● **Short exercise**:
Do any lines in the data below contain "hiverhq"? If so, copy every one of them.

● **Material to process**:
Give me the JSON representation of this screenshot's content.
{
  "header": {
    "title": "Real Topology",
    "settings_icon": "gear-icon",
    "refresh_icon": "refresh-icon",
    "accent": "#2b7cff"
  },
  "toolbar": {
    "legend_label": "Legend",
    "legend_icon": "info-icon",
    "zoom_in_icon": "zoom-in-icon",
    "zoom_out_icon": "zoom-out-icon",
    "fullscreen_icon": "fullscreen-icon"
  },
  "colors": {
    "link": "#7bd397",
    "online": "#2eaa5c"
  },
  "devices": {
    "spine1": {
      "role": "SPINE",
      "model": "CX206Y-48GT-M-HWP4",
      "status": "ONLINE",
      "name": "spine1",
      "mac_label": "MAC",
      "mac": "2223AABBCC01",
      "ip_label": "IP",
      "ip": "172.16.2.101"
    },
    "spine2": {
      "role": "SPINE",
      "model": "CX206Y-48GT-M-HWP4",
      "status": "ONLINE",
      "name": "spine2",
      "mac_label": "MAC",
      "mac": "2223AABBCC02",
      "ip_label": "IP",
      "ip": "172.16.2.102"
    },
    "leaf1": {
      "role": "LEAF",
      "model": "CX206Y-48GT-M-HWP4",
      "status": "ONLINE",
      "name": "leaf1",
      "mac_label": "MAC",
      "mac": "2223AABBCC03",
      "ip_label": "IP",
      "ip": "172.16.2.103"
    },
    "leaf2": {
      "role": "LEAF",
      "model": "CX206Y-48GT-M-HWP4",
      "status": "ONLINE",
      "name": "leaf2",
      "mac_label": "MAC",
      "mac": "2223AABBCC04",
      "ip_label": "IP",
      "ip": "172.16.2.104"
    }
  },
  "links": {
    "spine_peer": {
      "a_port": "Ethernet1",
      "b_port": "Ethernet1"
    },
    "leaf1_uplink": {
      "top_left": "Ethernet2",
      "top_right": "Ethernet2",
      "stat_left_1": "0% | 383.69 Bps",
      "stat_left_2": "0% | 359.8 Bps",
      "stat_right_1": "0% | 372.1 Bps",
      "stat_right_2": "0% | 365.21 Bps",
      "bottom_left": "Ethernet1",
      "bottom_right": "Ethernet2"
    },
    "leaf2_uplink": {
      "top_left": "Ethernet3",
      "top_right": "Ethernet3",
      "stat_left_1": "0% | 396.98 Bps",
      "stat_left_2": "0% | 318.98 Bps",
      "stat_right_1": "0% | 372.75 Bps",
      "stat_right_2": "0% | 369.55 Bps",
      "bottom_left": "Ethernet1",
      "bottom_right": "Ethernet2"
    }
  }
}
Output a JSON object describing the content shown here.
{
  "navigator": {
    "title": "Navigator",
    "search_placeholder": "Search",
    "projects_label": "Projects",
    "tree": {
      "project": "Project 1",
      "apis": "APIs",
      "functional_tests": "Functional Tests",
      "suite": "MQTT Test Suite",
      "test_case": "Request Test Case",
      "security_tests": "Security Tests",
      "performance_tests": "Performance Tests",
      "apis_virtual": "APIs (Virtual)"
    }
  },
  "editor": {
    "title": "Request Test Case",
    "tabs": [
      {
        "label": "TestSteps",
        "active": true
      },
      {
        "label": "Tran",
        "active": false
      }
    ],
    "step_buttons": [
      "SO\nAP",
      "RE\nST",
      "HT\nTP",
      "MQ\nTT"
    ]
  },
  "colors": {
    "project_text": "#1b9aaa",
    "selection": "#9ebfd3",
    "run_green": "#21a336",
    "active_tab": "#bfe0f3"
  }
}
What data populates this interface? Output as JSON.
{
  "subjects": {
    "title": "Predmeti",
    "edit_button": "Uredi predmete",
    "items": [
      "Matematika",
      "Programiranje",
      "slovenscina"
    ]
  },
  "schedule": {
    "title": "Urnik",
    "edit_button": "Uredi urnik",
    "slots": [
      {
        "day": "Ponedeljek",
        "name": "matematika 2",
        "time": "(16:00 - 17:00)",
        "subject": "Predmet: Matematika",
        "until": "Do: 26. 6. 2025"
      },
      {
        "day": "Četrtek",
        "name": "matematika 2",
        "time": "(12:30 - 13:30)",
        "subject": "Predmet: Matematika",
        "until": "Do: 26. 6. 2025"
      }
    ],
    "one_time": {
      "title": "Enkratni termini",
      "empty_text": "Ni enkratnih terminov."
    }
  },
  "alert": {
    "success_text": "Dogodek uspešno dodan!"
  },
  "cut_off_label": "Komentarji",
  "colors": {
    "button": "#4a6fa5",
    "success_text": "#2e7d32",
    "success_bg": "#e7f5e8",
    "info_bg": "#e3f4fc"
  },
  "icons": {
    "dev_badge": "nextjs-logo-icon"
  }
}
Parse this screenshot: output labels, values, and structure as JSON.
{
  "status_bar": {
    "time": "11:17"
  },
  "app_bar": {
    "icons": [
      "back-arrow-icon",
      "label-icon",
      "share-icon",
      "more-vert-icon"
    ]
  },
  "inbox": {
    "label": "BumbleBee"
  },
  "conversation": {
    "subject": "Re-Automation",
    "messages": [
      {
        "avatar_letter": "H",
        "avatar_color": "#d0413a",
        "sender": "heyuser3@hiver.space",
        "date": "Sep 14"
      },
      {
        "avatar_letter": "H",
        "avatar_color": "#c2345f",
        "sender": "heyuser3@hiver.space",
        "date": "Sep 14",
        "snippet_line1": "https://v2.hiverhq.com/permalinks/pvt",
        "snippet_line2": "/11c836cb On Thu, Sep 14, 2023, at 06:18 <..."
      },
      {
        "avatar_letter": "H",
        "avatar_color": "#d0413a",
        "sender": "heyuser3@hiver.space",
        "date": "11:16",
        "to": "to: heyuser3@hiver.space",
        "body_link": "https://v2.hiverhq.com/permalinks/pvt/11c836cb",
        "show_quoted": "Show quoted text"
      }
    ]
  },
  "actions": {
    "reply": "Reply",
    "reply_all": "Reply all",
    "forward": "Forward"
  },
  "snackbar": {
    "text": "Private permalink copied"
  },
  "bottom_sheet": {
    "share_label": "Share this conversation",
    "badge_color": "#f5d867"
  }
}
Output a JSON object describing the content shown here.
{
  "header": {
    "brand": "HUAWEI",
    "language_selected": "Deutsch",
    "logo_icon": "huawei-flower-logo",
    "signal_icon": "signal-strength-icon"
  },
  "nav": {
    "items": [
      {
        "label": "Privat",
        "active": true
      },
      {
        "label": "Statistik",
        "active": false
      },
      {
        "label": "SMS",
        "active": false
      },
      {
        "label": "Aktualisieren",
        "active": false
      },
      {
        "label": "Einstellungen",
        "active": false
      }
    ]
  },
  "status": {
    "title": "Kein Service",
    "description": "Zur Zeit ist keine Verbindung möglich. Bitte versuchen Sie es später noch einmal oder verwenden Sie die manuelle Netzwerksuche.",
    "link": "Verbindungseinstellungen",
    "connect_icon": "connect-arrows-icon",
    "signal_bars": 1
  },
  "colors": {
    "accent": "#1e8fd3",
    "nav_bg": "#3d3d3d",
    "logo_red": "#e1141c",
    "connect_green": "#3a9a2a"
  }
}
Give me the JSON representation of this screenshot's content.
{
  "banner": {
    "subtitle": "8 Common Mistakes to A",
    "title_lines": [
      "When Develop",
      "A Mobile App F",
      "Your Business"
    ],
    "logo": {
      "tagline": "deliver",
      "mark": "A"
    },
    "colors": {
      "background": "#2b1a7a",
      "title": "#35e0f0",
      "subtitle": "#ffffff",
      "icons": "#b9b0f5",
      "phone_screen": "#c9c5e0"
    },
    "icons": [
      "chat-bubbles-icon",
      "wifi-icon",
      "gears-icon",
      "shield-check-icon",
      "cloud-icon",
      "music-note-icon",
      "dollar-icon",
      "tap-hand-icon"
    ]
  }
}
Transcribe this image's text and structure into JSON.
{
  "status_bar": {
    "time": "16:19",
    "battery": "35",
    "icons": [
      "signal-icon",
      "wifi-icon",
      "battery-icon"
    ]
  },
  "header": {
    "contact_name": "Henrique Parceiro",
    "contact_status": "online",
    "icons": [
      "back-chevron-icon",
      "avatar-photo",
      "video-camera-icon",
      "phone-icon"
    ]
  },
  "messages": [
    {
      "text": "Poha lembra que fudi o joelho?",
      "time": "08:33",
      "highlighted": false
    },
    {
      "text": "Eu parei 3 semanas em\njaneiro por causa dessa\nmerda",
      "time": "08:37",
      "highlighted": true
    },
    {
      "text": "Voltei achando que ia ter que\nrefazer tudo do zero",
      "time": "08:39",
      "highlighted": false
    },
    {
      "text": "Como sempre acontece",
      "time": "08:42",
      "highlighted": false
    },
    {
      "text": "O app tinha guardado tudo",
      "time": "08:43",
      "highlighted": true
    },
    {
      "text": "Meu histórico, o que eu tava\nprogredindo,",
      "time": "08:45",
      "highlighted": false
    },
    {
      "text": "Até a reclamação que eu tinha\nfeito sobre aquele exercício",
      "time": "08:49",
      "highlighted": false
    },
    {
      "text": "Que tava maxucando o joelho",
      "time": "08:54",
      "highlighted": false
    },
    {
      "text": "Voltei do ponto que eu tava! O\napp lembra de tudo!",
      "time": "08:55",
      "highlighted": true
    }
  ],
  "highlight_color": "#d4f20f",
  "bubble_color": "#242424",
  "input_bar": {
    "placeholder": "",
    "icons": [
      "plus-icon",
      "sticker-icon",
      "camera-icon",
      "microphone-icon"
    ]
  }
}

● **Solution for this task**:
        "snippet_line1": "https://v2.hiverhq.com/permalinks/pvt",
        "body_link": "https://v2.hiverhq.com/permalinks/pvt/11c836cb",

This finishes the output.